====== DATA TO PROCESS ======

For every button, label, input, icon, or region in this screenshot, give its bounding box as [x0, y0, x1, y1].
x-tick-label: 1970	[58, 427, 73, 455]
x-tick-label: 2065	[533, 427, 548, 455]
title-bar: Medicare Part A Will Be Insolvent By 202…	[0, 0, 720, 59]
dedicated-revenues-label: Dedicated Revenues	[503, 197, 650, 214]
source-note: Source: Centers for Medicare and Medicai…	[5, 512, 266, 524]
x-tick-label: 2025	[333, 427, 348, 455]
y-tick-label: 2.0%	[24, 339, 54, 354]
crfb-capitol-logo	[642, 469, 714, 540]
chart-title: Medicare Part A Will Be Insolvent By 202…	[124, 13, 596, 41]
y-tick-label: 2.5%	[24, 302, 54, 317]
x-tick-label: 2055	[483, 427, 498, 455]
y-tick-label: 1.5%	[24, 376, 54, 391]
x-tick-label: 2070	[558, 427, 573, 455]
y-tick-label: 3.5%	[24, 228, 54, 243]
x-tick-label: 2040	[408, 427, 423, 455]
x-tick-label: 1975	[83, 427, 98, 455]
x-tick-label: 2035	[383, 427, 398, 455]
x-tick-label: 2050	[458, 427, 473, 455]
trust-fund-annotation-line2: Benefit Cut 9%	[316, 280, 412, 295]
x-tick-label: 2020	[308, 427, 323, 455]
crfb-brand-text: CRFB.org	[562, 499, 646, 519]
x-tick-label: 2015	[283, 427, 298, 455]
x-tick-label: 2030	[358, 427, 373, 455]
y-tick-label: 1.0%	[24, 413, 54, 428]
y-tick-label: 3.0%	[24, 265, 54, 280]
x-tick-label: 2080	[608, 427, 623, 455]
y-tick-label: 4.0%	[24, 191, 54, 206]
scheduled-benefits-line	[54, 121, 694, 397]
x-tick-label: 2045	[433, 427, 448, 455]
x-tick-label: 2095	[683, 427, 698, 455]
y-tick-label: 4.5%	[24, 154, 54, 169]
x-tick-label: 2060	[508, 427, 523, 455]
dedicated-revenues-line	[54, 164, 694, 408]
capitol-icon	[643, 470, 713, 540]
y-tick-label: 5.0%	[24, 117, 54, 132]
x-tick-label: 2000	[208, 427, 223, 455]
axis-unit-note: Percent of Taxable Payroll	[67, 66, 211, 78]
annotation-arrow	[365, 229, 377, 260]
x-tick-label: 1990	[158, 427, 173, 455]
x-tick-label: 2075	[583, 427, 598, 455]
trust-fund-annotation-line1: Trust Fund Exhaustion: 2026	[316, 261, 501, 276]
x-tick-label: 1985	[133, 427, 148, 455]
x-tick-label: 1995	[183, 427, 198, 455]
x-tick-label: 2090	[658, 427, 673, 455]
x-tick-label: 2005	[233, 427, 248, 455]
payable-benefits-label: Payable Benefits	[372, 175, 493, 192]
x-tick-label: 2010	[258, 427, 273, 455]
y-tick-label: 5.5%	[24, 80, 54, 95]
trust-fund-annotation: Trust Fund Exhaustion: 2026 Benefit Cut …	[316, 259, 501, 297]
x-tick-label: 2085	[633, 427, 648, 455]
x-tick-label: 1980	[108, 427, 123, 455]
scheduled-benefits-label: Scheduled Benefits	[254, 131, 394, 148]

======

Gather every line in the records above that contains the word "Medicare", copying each one whole.

◆ SOLUTION TO THIS TASK:
title-bar: Medicare Part A Will Be Insolvent By 202…	[0, 0, 720, 59]
source-note: Source: Centers for Medicare and Medicai…	[5, 512, 266, 524]
chart-title: Medicare Part A Will Be Insolvent By 202…	[124, 13, 596, 41]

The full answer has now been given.